> _WHAT NEEDS TO BE DONE_
Write out exactly the lines below that run from the line containing "Output the text content of this document." through the last line of the records.

> _INFORMATION GIVEN_
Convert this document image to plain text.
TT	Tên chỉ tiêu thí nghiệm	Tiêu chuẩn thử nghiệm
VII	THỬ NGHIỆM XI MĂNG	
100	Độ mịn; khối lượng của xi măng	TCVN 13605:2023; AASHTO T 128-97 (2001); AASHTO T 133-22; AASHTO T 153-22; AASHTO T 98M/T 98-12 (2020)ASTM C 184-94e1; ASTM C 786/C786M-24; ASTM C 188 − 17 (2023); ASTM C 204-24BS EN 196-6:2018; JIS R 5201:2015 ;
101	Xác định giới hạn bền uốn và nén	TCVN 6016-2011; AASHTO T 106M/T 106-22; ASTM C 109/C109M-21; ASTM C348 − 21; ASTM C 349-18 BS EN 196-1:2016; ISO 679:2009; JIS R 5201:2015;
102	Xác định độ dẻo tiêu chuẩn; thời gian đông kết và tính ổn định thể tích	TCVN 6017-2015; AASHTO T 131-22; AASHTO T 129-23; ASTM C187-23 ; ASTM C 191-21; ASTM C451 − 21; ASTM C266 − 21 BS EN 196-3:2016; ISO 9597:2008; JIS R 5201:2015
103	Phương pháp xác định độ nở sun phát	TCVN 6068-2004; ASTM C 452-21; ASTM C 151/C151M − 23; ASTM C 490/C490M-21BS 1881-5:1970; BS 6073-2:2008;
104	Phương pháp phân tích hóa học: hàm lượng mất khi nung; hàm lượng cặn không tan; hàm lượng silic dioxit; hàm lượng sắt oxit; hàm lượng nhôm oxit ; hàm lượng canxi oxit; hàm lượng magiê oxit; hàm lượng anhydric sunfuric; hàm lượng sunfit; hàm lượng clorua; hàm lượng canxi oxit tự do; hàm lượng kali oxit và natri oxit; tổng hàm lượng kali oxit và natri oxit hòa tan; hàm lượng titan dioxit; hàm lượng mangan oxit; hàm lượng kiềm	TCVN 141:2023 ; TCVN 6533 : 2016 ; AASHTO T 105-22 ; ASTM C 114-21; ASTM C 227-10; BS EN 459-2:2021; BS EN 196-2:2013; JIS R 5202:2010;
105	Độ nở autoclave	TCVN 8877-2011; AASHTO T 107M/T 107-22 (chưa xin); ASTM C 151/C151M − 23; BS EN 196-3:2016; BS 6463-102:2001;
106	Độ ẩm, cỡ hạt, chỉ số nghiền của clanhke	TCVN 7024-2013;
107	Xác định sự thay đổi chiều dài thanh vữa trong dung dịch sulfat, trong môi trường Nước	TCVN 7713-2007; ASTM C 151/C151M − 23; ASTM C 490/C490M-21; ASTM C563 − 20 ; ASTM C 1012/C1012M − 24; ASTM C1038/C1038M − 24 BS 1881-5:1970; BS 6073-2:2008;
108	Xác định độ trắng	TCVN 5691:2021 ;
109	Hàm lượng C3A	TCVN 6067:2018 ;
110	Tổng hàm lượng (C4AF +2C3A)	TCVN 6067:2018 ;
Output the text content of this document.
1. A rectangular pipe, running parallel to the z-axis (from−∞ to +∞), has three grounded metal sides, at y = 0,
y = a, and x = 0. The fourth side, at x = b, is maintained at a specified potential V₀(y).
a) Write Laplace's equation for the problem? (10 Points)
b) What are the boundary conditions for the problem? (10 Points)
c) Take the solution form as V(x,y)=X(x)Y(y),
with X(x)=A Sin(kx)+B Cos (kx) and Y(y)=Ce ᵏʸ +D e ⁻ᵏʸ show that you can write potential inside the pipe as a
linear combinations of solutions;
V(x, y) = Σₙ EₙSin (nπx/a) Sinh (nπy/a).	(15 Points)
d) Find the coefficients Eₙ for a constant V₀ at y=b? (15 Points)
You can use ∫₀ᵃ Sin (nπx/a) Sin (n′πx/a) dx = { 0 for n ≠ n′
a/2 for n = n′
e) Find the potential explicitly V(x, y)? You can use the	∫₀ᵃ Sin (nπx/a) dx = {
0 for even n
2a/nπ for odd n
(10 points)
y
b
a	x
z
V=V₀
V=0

> _RESULT OF THE EXERCISE_
Output the text content of this document.
1. A rectangular pipe, running parallel to the z-axis (from−∞ to +∞), has three grounded metal sides, at y = 0,
y = a, and x = 0. The fourth side, at x = b, is maintained at a specified potential V₀(y).
a) Write Laplace's equation for the problem? (10 Points)
b) What are the boundary conditions for the problem? (10 Points)
c) Take the solution form as V(x,y)=X(x)Y(y),
with X(x)=A Sin(kx)+B Cos (kx) and Y(y)=Ce ᵏʸ +D e ⁻ᵏʸ show that you can write potential inside the pipe as a
linear combinations of solutions;
V(x, y) = Σₙ EₙSin (nπx/a) Sinh (nπy/a).	(15 Points)
d) Find the coefficients Eₙ for a constant V₀ at y=b? (15 Points)
You can use ∫₀ᵃ Sin (nπx/a) Sin (n′πx/a) dx = { 0 for n ≠ n′
a/2 for n = n′
e) Find the potential explicitly V(x, y)? You can use the	∫₀ᵃ Sin (nπx/a) dx = {
0 for even n
2a/nπ for odd n
(10 points)
y
b
a	x
z
V=V₀
V=0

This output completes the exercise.